# Work required
Starting at the line containing "ai-summary-title: AI秒懂基金 <box>130" and ending at the line containing "daily-change-unit: % <box>202", lay out those lines of the items as a JSON list of strings, one string per line, with blank lines omitted.

# Supplied entries
>>>

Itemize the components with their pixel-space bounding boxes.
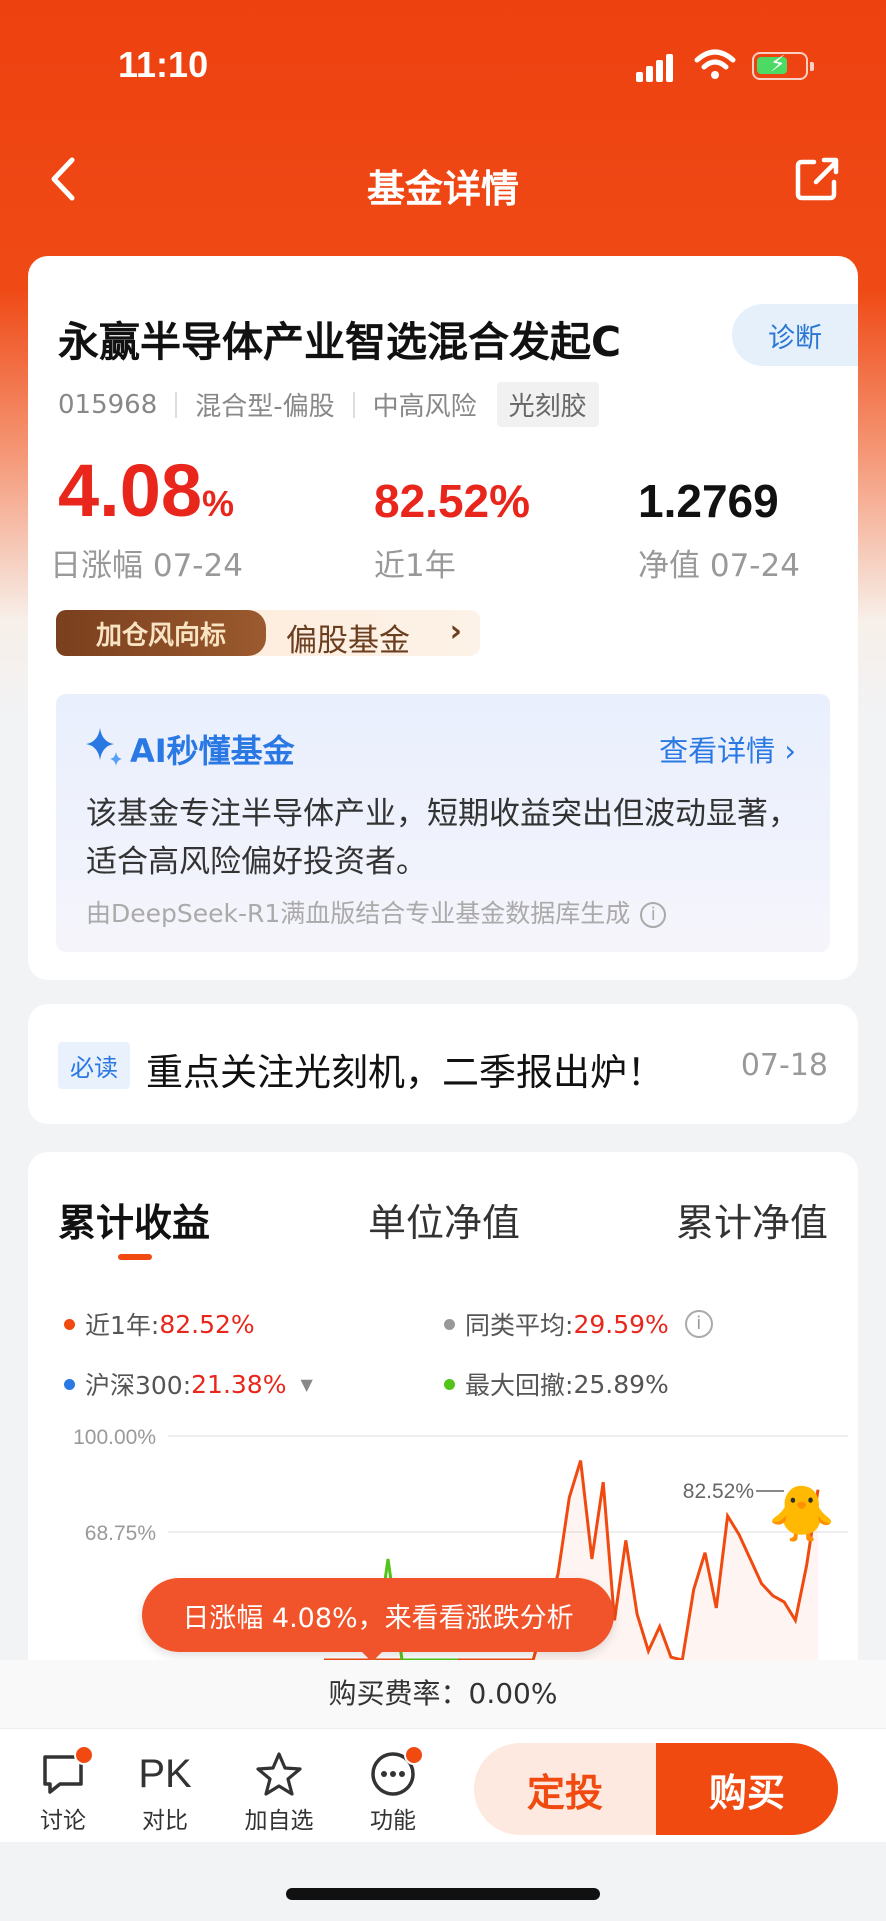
ai-summary-title: AI秒懂基金 <box>130 732 295 770</box>
mascot-icon[interactable]: 🐥 <box>768 1482 835 1546</box>
pk-icon: PK <box>138 1751 192 1796</box>
y-tick-label: 68.75% <box>85 1522 156 1545</box>
legend-peer-label: 同类平均: <box>465 1311 574 1340</box>
info-icon[interactable]: i <box>684 1310 713 1338</box>
legend-year-value: 82.52% <box>159 1309 255 1339</box>
nav-functions-label: 功能 <box>370 1808 416 1834</box>
notification-dot <box>74 1745 94 1765</box>
battery-icon: ⚡ <box>752 52 814 80</box>
status-time: 11:10 <box>118 44 209 85</box>
ai-footnote-text: 由DeepSeek-R1满血版结合专业基金数据库生成 <box>86 899 631 928</box>
nav-compare[interactable]: PK 对比 <box>120 1747 210 1835</box>
daily-change-value: 4.08 <box>58 449 203 532</box>
legend-drawdown-value: 25.89% <box>573 1369 669 1399</box>
nav-label: 净值 07-24 <box>638 548 800 584</box>
nav-discuss-label: 讨论 <box>40 1808 86 1834</box>
year-return-label: 近1年 <box>374 548 456 584</box>
legend-year-label: 近1年: <box>85 1311 160 1340</box>
diagnose-button[interactable]: 诊断 <box>732 304 858 366</box>
action-buttons: 定投 购买 <box>474 1743 838 1835</box>
sparkle-icon <box>86 728 122 766</box>
active-tab-indicator <box>118 1254 152 1260</box>
tab-cumulative-return[interactable]: 累计收益 <box>58 1192 210 1247</box>
bottom-action-bar: 讨论 PK 对比 加自选 功能 定投 购买 <box>0 1728 886 1842</box>
must-read-badge: 必读 <box>58 1042 130 1089</box>
status-bar: 11:10 ⚡ <box>0 0 886 130</box>
legend-peer-value: 29.59% <box>573 1309 669 1339</box>
daily-change-unit: % <box>202 483 235 524</box>
fund-code: 015968 <box>58 389 158 420</box>
legend-hs300[interactable]: 沪深300: 21.38% ▼ <box>64 1366 313 1402</box>
legend-peer: 同类平均: 29.59% i <box>444 1306 713 1342</box>
nav-bar: 基金详情 <box>0 140 886 220</box>
share-icon[interactable] <box>792 154 842 204</box>
info-icon[interactable]: i <box>640 902 667 928</box>
theme-tag[interactable]: 光刻胶 <box>496 382 599 427</box>
analysis-toast[interactable]: 日涨幅 4.08%，来看看涨跌分析 <box>142 1578 614 1652</box>
purchase-fee: 购买费率：0.00% <box>0 1660 886 1728</box>
auto-invest-button[interactable]: 定投 <box>474 1743 656 1835</box>
dropdown-icon[interactable]: ▼ <box>300 1375 312 1394</box>
fund-summary-card: 永赢半导体产业智选混合发起C 诊断 015968 混合型-偏股 中高风险 光刻胶… <box>28 256 858 980</box>
daily-change: 4.08% <box>58 448 234 533</box>
legend-hs300-label: 沪深300: <box>85 1371 192 1400</box>
fund-type: 混合型-偏股 <box>195 392 335 422</box>
legend-hs300-value: 21.38% <box>191 1369 287 1399</box>
page-title: 基金详情 <box>366 167 519 211</box>
notification-dot <box>404 1745 424 1765</box>
ai-detail-link[interactable]: 查看详情 › <box>659 728 796 770</box>
home-indicator[interactable] <box>286 1888 600 1900</box>
buy-button[interactable]: 购买 <box>656 1743 838 1835</box>
tab-cumulative-nav[interactable]: 累计净值 <box>676 1192 828 1247</box>
news-title: 重点关注光刻机，二季报出炉！ <box>146 1051 664 1094</box>
legend-year: 近1年: 82.52% <box>64 1306 255 1342</box>
ai-summary-box: AI秒懂基金 查看详情 › 该基金专注半导体产业，短期收益突出但波动显著，适合高… <box>56 694 830 952</box>
star-icon <box>256 1752 302 1796</box>
year-return-value: 82.52% <box>374 475 531 527</box>
fund-name: 永赢半导体产业智选混合发起C <box>58 318 622 366</box>
ai-footnote: 由DeepSeek-R1满血版结合专业基金数据库生成 i <box>86 894 667 930</box>
divider <box>175 391 178 418</box>
fund-meta: 015968 混合型-偏股 中高风险 光刻胶 <box>58 382 599 427</box>
legend-drawdown: 最大回撤: 25.89% <box>444 1366 669 1402</box>
y-tick-label: 100.00% <box>73 1426 156 1449</box>
legend-drawdown-label: 最大回撤: <box>465 1371 574 1400</box>
chevron-right-icon: › <box>449 614 462 649</box>
promo-banner[interactable]: 加仓风向标 偏股基金 › <box>56 610 480 659</box>
tab-unit-nav[interactable]: 单位净值 <box>368 1192 520 1247</box>
promo-text: 偏股基金 <box>286 623 410 659</box>
news-card[interactable]: 必读 重点关注光刻机，二季报出炉！ 07-18 <box>28 1004 858 1124</box>
divider <box>352 391 355 418</box>
signal-icon <box>636 52 680 82</box>
nav-watchlist-label: 加自选 <box>244 1808 314 1834</box>
end-value-label: 82.52% <box>683 1480 754 1503</box>
wifi-icon <box>694 49 736 79</box>
nav-value: 1.2769 <box>638 475 779 527</box>
promo-badge: 加仓风向标 <box>56 610 266 656</box>
nav-compare-label: 对比 <box>142 1808 188 1834</box>
nav-functions[interactable]: 功能 <box>348 1745 438 1835</box>
ai-summary-text: 该基金专注半导体产业，短期收益突出但波动显著，适合高风险偏好投资者。 <box>86 796 799 880</box>
fund-risk: 中高风险 <box>372 392 477 422</box>
home-indicator-area <box>0 1842 886 1921</box>
news-date: 07-18 <box>740 1048 828 1083</box>
nav-discuss[interactable]: 讨论 <box>18 1745 108 1835</box>
daily-change-label: 日涨幅 07-24 <box>50 548 243 584</box>
nav-watchlist[interactable]: 加自选 <box>234 1747 324 1835</box>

<<<

# Worked answer
[
  "ai-summary-title: AI秒懂基金 <box>130 732 295 770</box>",
  "mascot-icon[interactable]: 🐥 <box>768 1482 835 1546</box>",
  "pk-icon: PK <box>138 1751 192 1796</box>",
  "y-tick-label: 68.75% <box>85 1522 156 1545</box>",
  "legend-peer-label: 同类平均: <box>465 1311 574 1340</box>",
  "info-icon[interactable]: i <box>684 1310 713 1338</box>",
  "legend-year-value: 82.52% <box>159 1309 255 1339</box>",
  "nav-functions-label: 功能 <box>370 1808 416 1834</box>",
  "notification-dot <box>74 1745 94 1765</box>",
  "battery-icon: ⚡ <box>752 52 814 80</box>",
  "status-time: 11:10 <box>118 44 209 85</box>",
  "ai-footnote-text: 由DeepSeek-R1满血版结合专业基金数据库生成 <box>86 899 631 928</box>",
  "nav-compare[interactable]: PK 对比 <box>120 1747 210 1835</box>",
  "daily-change-value: 4.08 <box>58 449 203 532</box>",
  "legend-drawdown-value: 25.89% <box>573 1369 669 1399</box>",
  "nav-label: 净值 07-24 <box>638 548 800 584</box>",
  "nav-discuss-label: 讨论 <box>40 1808 86 1834</box>",
  "year-return-label: 近1年 <box>374 548 456 584</box>",
  "legend-year-label: 近1年: <box>85 1311 160 1340</box>",
  "diagnose-button[interactable]: 诊断 <box>732 304 858 366</box>",
  "action-buttons: 定投 购买 <box>474 1743 838 1835</box>",
  "sparkle-icon <box>86 728 122 766</box>",
  "active-tab-indicator <box>118 1254 152 1260</box>",
  "tab-cumulative-return[interactable]: 累计收益 <box>58 1192 210 1247</box>",
  "bottom-action-bar: 讨论 PK 对比 加自选 功能 定投 购买 <box>0 1728 886 1842</box>",
  "must-read-badge: 必读 <box>58 1042 130 1089</box>",
  "status-bar: 11:10 ⚡ <box>0 0 886 130</box>",
  "legend-peer-value: 29.59% <box>573 1309 669 1339</box>",
  "daily-change-unit: % <box>202 483 235 524</box>"
]